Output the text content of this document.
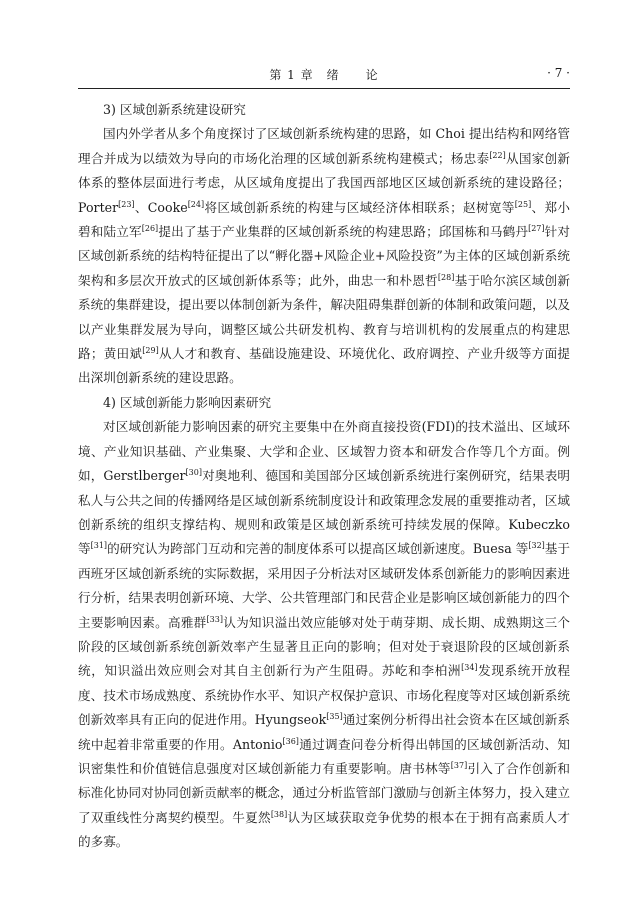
第 1 章　绪　　论	· 7 ·

3) 区域创新系统建设研究

国内外学者从多个角度探讨了区域创新系统构建的思路，如 Choi 提出结构和网络管理合并成为以绩效为导向的市场化治理的区域创新系统构建模式；杨忠泰[22]从国家创新体系的整体层面进行考虑，从区域角度提出了我国西部地区区域创新系统的建设路径；Porter[23]、Cooke[24]将区域创新系统的构建与区域经济体相联系；赵树宽等[25]、郑小碧和陆立军[26]提出了基于产业集群的区域创新系统的构建思路；邱国栋和马鹤丹[27]针对区域创新系统的结构特征提出了以“孵化器+风险企业+风险投资”为主体的区域创新系统架构和多层次开放式的区域创新体系等；此外，曲忠一和朴恩哲[28]基于哈尔滨区域创新系统的集群建设，提出要以体制创新为条件，解决阻碍集群创新的体制和政策问题，以及以产业集群发展为导向，调整区域公共研发机构、教育与培训机构的发展重点的构建思路；黄田斌[29]从人才和教育、基础设施建设、环境优化、政府调控、产业升级等方面提出深圳创新系统的建设思路。

4) 区域创新能力影响因素研究

对区域创新能力影响因素的研究主要集中在外商直接投资(FDI)的技术溢出、区域环境、产业知识基础、产业集聚、大学和企业、区域智力资本和研发合作等几个方面。例如，Gerstlberger[30]对奥地利、德国和美国部分区域创新系统进行案例研究，结果表明私人与公共之间的传播网络是区域创新系统制度设计和政策理念发展的重要推动者，区域创新系统的组织支撑结构、规则和政策是区域创新系统可持续发展的保障。Kubeczko 等[31]的研究认为跨部门互动和完善的制度体系可以提高区域创新速度。Buesa 等[32]基于西班牙区域创新系统的实际数据，采用因子分析法对区域研发体系创新能力的影响因素进行分析，结果表明创新环境、大学、公共管理部门和民营企业是影响区域创新能力的四个主要影响因素。高雅群[33]认为知识溢出效应能够对处于萌芽期、成长期、成熟期这三个阶段的区域创新系统创新效率产生显著且正向的影响；但对处于衰退阶段的区域创新系统，知识溢出效应则会对其自主创新行为产生阻碍。苏屹和李柏洲[34]发现系统开放程度、技术市场成熟度、系统协作水平、知识产权保护意识、市场化程度等对区域创新系统创新效率具有正向的促进作用。Hyungseok[35]通过案例分析得出社会资本在区域创新系统中起着非常重要的作用。Antonio[36]通过调查问卷分析得出韩国的区域创新活动、知识密集性和价值链信息强度对区域创新能力有重要影响。唐书林等[37]引入了合作创新和标准化协同对协同创新贡献率的概念，通过分析监管部门激励与创新主体努力，投入建立了双重线性分离契约模型。牛夏然[38]认为区域获取竞争优势的根本在于拥有高素质人才的多寡。
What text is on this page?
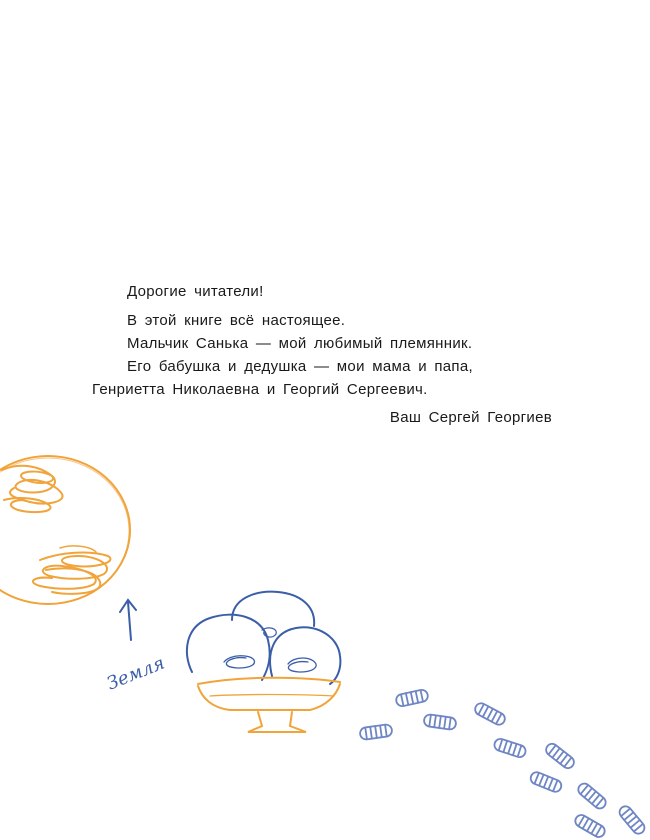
Дорогие читатели!
В этой книге всё настоящее.
Мальчик Санька — мой любимый племянник.
Его бабушка и дедушка — мои мама и папа,
Генриетта Николаевна и Георгий Сергеевич.
Ваш Сергей Георгиев
Земля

- [WHAT TO WORK ON]: Repeat each entry precisely as it appears. Leave the pictures out.

- [TASK OUTPUT]:
Output the text content of this document.
第 1 章　绪　　论	· 7 ·

3) 区域创新系统建设研究

国内外学者从多个角度探讨了区域创新系统构建的思路，如 Choi 提出结构和网络管理合并成为以绩效为导向的市场化治理的区域创新系统构建模式；杨忠泰[22]从国家创新体系的整体层面进行考虑，从区域角度提出了我国西部地区区域创新系统的建设路径；Porter[23]、Cooke[24]将区域创新系统的构建与区域经济体相联系；赵树宽等[25]、郑小碧和陆立军[26]提出了基于产业集群的区域创新系统的构建思路；邱国栋和马鹤丹[27]针对区域创新系统的结构特征提出了以“孵化器+风险企业+风险投资”为主体的区域创新系统架构和多层次开放式的区域创新体系等；此外，曲忠一和朴恩哲[28]基于哈尔滨区域创新系统的集群建设，提出要以体制创新为条件，解决阻碍集群创新的体制和政策问题，以及以产业集群发展为导向，调整区域公共研发机构、教育与培训机构的发展重点的构建思路；黄田斌[29]从人才和教育、基础设施建设、环境优化、政府调控、产业升级等方面提出深圳创新系统的建设思路。

4) 区域创新能力影响因素研究

对区域创新能力影响因素的研究主要集中在外商直接投资(FDI)的技术溢出、区域环境、产业知识基础、产业集聚、大学和企业、区域智力资本和研发合作等几个方面。例如，Gerstlberger[30]对奥地利、德国和美国部分区域创新系统进行案例研究，结果表明私人与公共之间的传播网络是区域创新系统制度设计和政策理念发展的重要推动者，区域创新系统的组织支撑结构、规则和政策是区域创新系统可持续发展的保障。Kubeczko 等[31]的研究认为跨部门互动和完善的制度体系可以提高区域创新速度。Buesa 等[32]基于西班牙区域创新系统的实际数据，采用因子分析法对区域研发体系创新能力的影响因素进行分析，结果表明创新环境、大学、公共管理部门和民营企业是影响区域创新能力的四个主要影响因素。高雅群[33]认为知识溢出效应能够对处于萌芽期、成长期、成熟期这三个阶段的区域创新系统创新效率产生显著且正向的影响；但对处于衰退阶段的区域创新系统，知识溢出效应则会对其自主创新行为产生阻碍。苏屹和李柏洲[34]发现系统开放程度、技术市场成熟度、系统协作水平、知识产权保护意识、市场化程度等对区域创新系统创新效率具有正向的促进作用。Hyungseok[35]通过案例分析得出社会资本在区域创新系统中起着非常重要的作用。Antonio[36]通过调查问卷分析得出韩国的区域创新活动、知识密集性和价值链信息强度对区域创新能力有重要影响。唐书林等[37]引入了合作创新和标准化协同对协同创新贡献率的概念，通过分析监管部门激励与创新主体努力，投入建立了双重线性分离契约模型。牛夏然[38]认为区域获取竞争优势的根本在于拥有高素质人才的多寡。
What text is on this page?
Дорогие читатели!
В этой книге всё настоящее.
Мальчик Санька — мой любимый племянник.
Его бабушка и дедушка — мои мама и папа,
Генриетта Николаевна и Георгий Сергеевич.
Ваш Сергей Георгиев
Земля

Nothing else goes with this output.